## Records for the task
+ + + + + + +

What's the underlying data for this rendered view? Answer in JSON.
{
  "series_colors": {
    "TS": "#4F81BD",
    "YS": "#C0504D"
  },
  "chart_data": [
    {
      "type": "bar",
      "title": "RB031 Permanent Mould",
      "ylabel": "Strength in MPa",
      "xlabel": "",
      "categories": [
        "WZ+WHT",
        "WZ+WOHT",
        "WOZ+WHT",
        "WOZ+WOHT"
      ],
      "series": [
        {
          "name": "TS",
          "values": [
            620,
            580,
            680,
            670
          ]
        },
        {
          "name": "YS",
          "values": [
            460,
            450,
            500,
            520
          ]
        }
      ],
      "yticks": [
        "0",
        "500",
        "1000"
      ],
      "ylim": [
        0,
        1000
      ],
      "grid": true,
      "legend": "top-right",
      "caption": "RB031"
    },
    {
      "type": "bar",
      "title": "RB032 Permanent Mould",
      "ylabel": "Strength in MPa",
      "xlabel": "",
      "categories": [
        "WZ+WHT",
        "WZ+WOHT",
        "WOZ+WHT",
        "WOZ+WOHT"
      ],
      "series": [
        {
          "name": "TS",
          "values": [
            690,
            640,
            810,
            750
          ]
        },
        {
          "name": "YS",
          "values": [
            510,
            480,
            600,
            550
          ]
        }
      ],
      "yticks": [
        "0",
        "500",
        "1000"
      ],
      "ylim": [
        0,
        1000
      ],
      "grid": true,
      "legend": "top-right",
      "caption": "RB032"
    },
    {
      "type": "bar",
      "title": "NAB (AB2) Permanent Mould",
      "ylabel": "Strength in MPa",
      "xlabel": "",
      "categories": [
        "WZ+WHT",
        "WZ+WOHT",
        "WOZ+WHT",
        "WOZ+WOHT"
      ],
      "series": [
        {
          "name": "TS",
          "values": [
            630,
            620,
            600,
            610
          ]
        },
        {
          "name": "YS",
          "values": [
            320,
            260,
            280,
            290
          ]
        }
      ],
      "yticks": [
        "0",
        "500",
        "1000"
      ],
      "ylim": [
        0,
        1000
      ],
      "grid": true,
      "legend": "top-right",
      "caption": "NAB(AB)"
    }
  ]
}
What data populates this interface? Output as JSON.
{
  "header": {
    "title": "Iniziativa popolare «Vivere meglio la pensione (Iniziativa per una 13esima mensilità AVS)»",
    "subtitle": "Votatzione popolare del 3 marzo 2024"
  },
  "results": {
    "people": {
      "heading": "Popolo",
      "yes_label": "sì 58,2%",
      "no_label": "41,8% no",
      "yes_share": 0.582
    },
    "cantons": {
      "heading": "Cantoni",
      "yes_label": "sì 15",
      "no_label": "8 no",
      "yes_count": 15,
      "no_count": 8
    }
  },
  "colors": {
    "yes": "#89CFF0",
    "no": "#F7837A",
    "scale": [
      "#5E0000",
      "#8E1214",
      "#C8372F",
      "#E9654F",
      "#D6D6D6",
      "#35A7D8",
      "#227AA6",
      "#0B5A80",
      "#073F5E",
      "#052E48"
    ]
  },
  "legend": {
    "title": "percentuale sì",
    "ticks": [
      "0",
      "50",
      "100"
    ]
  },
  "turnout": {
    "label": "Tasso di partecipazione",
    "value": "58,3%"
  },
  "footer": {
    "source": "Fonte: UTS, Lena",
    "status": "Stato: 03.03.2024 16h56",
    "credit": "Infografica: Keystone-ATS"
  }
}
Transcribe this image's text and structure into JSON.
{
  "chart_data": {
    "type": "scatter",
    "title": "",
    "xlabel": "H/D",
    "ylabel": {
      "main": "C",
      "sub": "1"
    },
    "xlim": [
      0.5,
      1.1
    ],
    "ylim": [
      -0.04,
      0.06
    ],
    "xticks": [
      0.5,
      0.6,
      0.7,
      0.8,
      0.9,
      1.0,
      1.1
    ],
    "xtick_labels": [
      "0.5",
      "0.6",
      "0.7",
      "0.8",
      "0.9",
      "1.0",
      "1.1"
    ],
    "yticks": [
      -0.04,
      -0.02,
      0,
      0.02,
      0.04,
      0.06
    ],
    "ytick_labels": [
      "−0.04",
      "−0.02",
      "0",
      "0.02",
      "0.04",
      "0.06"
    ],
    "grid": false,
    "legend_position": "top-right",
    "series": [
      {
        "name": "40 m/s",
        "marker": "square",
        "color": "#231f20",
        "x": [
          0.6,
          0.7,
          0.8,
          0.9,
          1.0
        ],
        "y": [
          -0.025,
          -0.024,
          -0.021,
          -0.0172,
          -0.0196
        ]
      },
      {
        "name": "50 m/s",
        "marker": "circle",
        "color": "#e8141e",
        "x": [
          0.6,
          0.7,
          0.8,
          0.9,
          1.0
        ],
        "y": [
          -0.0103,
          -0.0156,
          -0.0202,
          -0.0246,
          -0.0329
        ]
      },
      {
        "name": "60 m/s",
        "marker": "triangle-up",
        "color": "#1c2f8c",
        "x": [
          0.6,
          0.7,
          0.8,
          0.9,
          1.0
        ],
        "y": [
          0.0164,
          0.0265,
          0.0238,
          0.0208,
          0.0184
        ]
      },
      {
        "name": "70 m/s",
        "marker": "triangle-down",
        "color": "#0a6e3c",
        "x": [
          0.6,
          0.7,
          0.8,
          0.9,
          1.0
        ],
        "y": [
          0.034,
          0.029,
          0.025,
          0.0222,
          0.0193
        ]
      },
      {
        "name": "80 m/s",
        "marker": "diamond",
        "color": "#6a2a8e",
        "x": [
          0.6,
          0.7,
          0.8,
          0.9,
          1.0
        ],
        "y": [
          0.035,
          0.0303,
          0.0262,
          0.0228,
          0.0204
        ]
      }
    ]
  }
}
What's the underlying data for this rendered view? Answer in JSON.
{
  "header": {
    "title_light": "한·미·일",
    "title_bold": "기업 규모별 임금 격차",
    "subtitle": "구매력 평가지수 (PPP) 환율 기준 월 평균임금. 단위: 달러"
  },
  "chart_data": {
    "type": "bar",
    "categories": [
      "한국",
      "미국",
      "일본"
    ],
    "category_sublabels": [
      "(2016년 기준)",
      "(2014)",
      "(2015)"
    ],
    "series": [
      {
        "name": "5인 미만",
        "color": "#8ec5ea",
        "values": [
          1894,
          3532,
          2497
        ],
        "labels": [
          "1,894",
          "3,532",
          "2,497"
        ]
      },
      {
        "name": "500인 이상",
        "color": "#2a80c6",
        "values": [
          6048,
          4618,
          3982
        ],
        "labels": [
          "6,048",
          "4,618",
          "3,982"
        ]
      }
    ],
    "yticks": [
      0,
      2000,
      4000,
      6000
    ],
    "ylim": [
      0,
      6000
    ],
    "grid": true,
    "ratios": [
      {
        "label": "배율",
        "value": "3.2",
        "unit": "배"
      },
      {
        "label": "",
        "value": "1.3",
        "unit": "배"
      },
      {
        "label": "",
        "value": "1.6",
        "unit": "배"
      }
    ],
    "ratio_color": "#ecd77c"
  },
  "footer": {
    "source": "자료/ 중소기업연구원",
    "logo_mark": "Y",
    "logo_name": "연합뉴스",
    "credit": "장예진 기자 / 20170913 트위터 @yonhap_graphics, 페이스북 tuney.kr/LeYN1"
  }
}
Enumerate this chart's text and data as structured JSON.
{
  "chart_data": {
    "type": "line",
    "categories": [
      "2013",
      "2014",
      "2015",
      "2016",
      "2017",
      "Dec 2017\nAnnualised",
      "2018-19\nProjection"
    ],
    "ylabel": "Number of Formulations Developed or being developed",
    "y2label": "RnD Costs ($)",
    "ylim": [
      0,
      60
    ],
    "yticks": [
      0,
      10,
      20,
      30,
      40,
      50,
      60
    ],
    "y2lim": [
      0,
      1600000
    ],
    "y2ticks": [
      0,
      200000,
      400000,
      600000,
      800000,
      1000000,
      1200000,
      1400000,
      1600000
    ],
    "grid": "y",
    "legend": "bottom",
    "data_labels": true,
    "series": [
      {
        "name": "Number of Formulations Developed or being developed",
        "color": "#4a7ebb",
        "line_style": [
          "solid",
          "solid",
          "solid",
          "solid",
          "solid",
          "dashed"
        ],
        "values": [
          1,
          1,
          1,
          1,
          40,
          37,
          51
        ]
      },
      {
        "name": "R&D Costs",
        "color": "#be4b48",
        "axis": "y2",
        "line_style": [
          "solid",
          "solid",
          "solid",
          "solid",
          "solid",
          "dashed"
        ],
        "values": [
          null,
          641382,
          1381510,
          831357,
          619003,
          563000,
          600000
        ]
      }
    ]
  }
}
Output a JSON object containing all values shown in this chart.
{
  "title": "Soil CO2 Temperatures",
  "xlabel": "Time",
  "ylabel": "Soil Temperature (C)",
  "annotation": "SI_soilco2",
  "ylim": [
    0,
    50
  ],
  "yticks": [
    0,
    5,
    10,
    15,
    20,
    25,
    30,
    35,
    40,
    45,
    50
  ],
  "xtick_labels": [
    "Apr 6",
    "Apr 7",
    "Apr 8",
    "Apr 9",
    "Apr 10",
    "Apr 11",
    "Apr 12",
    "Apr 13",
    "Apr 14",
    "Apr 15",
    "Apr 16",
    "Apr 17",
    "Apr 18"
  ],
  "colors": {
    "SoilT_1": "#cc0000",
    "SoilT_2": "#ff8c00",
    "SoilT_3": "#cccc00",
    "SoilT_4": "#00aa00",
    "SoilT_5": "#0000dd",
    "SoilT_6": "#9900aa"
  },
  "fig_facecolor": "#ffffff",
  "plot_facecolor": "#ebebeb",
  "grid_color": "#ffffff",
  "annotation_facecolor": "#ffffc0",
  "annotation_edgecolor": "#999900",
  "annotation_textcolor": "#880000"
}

+ + + + + + +

## Stated problem
Select every line where the word "source" occurs.

## Completed exercise
    "source": "Fonte: UTS, Lena",
    "source": "자료/ 중소기업연구원",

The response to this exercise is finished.